------ INFORMATION SHOWN

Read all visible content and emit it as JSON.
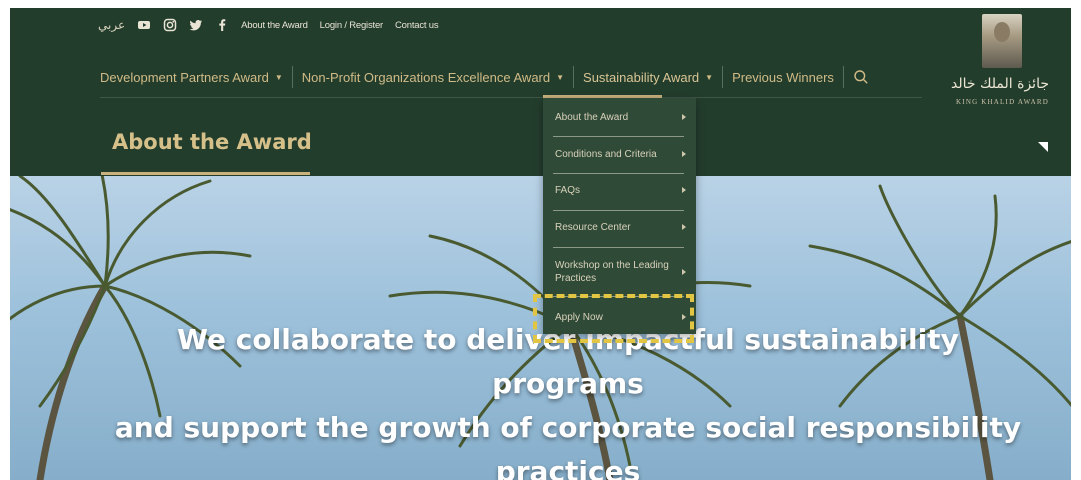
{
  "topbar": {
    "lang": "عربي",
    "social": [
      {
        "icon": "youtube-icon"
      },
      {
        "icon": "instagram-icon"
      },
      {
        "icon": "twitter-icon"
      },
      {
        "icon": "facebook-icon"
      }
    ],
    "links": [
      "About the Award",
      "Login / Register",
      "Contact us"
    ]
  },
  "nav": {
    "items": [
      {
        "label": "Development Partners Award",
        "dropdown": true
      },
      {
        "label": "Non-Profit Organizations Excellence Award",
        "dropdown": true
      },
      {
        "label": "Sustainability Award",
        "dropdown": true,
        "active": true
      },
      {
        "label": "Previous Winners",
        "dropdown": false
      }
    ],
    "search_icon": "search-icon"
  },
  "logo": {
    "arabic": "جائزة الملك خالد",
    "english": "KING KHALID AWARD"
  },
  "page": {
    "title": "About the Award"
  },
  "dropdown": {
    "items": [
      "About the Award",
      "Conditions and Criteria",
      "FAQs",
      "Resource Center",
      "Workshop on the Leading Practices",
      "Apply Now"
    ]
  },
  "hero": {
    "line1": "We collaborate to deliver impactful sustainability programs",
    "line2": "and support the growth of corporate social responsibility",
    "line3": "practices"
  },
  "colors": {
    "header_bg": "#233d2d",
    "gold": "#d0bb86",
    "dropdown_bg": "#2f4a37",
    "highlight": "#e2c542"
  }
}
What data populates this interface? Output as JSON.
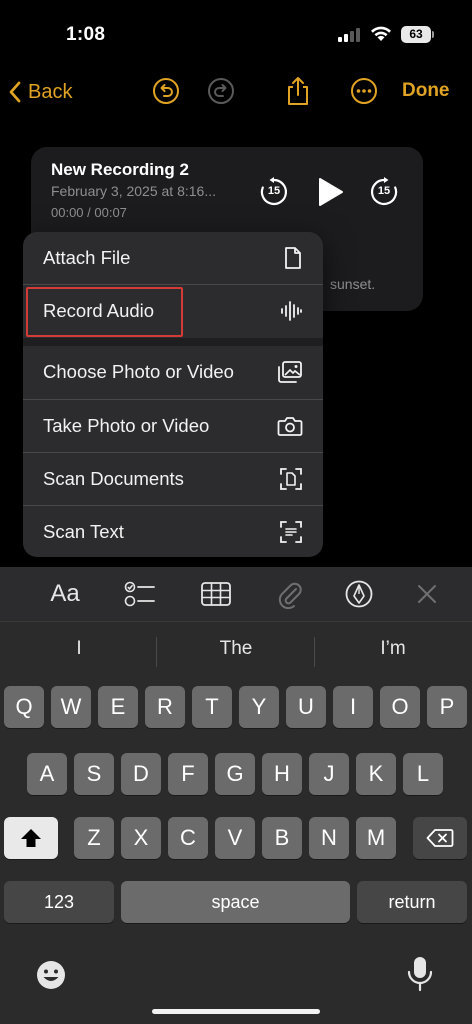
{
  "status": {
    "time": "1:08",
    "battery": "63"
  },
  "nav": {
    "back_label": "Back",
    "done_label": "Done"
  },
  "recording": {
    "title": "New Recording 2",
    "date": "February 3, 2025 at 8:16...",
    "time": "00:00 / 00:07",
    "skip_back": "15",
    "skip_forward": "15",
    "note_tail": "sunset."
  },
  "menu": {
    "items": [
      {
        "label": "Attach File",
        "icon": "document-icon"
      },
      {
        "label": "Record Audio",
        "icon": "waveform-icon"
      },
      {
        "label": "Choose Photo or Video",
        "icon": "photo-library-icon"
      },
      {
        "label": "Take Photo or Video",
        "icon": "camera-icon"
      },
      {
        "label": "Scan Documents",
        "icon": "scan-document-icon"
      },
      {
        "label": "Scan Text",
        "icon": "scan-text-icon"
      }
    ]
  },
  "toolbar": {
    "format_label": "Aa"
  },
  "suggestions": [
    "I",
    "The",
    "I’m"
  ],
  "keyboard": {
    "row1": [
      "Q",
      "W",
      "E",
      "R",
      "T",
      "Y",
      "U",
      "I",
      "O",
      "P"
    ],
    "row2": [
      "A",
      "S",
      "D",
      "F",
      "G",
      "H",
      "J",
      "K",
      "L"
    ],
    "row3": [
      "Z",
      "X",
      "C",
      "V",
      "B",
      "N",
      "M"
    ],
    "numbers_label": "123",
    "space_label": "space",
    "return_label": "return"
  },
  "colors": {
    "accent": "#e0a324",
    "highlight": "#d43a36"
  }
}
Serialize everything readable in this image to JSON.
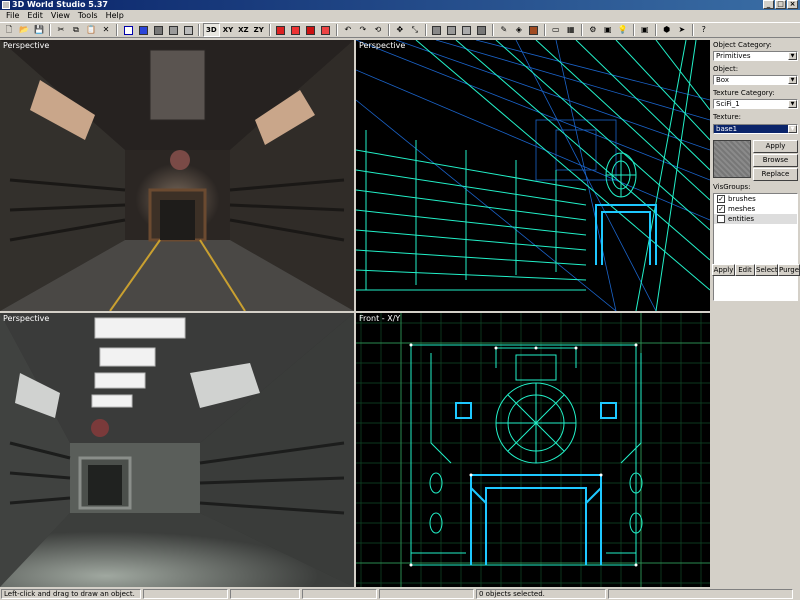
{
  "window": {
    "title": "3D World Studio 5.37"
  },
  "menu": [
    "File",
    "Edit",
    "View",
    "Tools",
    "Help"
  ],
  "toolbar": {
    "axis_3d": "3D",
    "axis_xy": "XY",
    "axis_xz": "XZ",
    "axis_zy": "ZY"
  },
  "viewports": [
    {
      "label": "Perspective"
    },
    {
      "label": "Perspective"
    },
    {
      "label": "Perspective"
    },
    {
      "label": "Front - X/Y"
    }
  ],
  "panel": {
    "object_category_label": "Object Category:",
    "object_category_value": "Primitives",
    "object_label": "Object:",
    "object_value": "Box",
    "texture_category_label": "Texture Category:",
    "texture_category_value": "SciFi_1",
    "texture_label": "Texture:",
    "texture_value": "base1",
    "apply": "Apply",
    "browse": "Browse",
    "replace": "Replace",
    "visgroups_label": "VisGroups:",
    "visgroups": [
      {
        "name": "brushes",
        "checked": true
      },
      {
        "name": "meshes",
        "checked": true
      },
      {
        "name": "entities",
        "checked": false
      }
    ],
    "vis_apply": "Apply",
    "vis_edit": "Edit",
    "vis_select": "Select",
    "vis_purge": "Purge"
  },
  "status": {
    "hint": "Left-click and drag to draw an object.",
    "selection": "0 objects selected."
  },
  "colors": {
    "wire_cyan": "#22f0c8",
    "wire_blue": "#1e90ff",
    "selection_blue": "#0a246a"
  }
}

------------

The entries above are to be returned exactly, without their pictures.

Read all visible content and emit it as JSON.
{
  "topbar": {
    "lang": "عربي",
    "social": [
      {
        "icon": "youtube-icon"
      },
      {
        "icon": "instagram-icon"
      },
      {
        "icon": "twitter-icon"
      },
      {
        "icon": "facebook-icon"
      }
    ],
    "links": [
      "About the Award",
      "Login / Register",
      "Contact us"
    ]
  },
  "nav": {
    "items": [
      {
        "label": "Development Partners Award",
        "dropdown": true
      },
      {
        "label": "Non-Profit Organizations Excellence Award",
        "dropdown": true
      },
      {
        "label": "Sustainability Award",
        "dropdown": true,
        "active": true
      },
      {
        "label": "Previous Winners",
        "dropdown": false
      }
    ],
    "search_icon": "search-icon"
  },
  "logo": {
    "arabic": "جائزة الملك خالد",
    "english": "KING KHALID AWARD"
  },
  "page": {
    "title": "About the Award"
  },
  "dropdown": {
    "items": [
      "About the Award",
      "Conditions and Criteria",
      "FAQs",
      "Resource Center",
      "Workshop on the Leading Practices",
      "Apply Now"
    ]
  },
  "hero": {
    "line1": "We collaborate to deliver impactful sustainability programs",
    "line2": "and support the growth of corporate social responsibility",
    "line3": "practices"
  },
  "colors": {
    "header_bg": "#233d2d",
    "gold": "#d0bb86",
    "dropdown_bg": "#2f4a37",
    "highlight": "#e2c542"
  }
}
What data populates this interface? Output as JSON.
{
  "status": {
    "time": "1:08",
    "battery": "63"
  },
  "nav": {
    "back_label": "Back",
    "done_label": "Done"
  },
  "recording": {
    "title": "New Recording 2",
    "date": "February 3, 2025 at 8:16...",
    "time": "00:00 / 00:07",
    "skip_back": "15",
    "skip_forward": "15",
    "note_tail": "sunset."
  },
  "menu": {
    "items": [
      {
        "label": "Attach File",
        "icon": "document-icon"
      },
      {
        "label": "Record Audio",
        "icon": "waveform-icon"
      },
      {
        "label": "Choose Photo or Video",
        "icon": "photo-library-icon"
      },
      {
        "label": "Take Photo or Video",
        "icon": "camera-icon"
      },
      {
        "label": "Scan Documents",
        "icon": "scan-document-icon"
      },
      {
        "label": "Scan Text",
        "icon": "scan-text-icon"
      }
    ]
  },
  "toolbar": {
    "format_label": "Aa"
  },
  "suggestions": [
    "I",
    "The",
    "I’m"
  ],
  "keyboard": {
    "row1": [
      "Q",
      "W",
      "E",
      "R",
      "T",
      "Y",
      "U",
      "I",
      "O",
      "P"
    ],
    "row2": [
      "A",
      "S",
      "D",
      "F",
      "G",
      "H",
      "J",
      "K",
      "L"
    ],
    "row3": [
      "Z",
      "X",
      "C",
      "V",
      "B",
      "N",
      "M"
    ],
    "numbers_label": "123",
    "space_label": "space",
    "return_label": "return"
  },
  "colors": {
    "accent": "#e0a324",
    "highlight": "#d43a36"
  }
}
Serialize everything readable in this image to JSON.
{
  "window": {
    "title": "3D World Studio 5.37"
  },
  "menu": [
    "File",
    "Edit",
    "View",
    "Tools",
    "Help"
  ],
  "toolbar": {
    "axis_3d": "3D",
    "axis_xy": "XY",
    "axis_xz": "XZ",
    "axis_zy": "ZY"
  },
  "viewports": [
    {
      "label": "Perspective"
    },
    {
      "label": "Perspective"
    },
    {
      "label": "Perspective"
    },
    {
      "label": "Front - X/Y"
    }
  ],
  "panel": {
    "object_category_label": "Object Category:",
    "object_category_value": "Primitives",
    "object_label": "Object:",
    "object_value": "Box",
    "texture_category_label": "Texture Category:",
    "texture_category_value": "SciFi_1",
    "texture_label": "Texture:",
    "texture_value": "base1",
    "apply": "Apply",
    "browse": "Browse",
    "replace": "Replace",
    "visgroups_label": "VisGroups:",
    "visgroups": [
      {
        "name": "brushes",
        "checked": true
      },
      {
        "name": "meshes",
        "checked": true
      },
      {
        "name": "entities",
        "checked": false
      }
    ],
    "vis_apply": "Apply",
    "vis_edit": "Edit",
    "vis_select": "Select",
    "vis_purge": "Purge"
  },
  "status": {
    "hint": "Left-click and drag to draw an object.",
    "selection": "0 objects selected."
  },
  "colors": {
    "wire_cyan": "#22f0c8",
    "wire_blue": "#1e90ff",
    "selection_blue": "#0a246a"
  }
}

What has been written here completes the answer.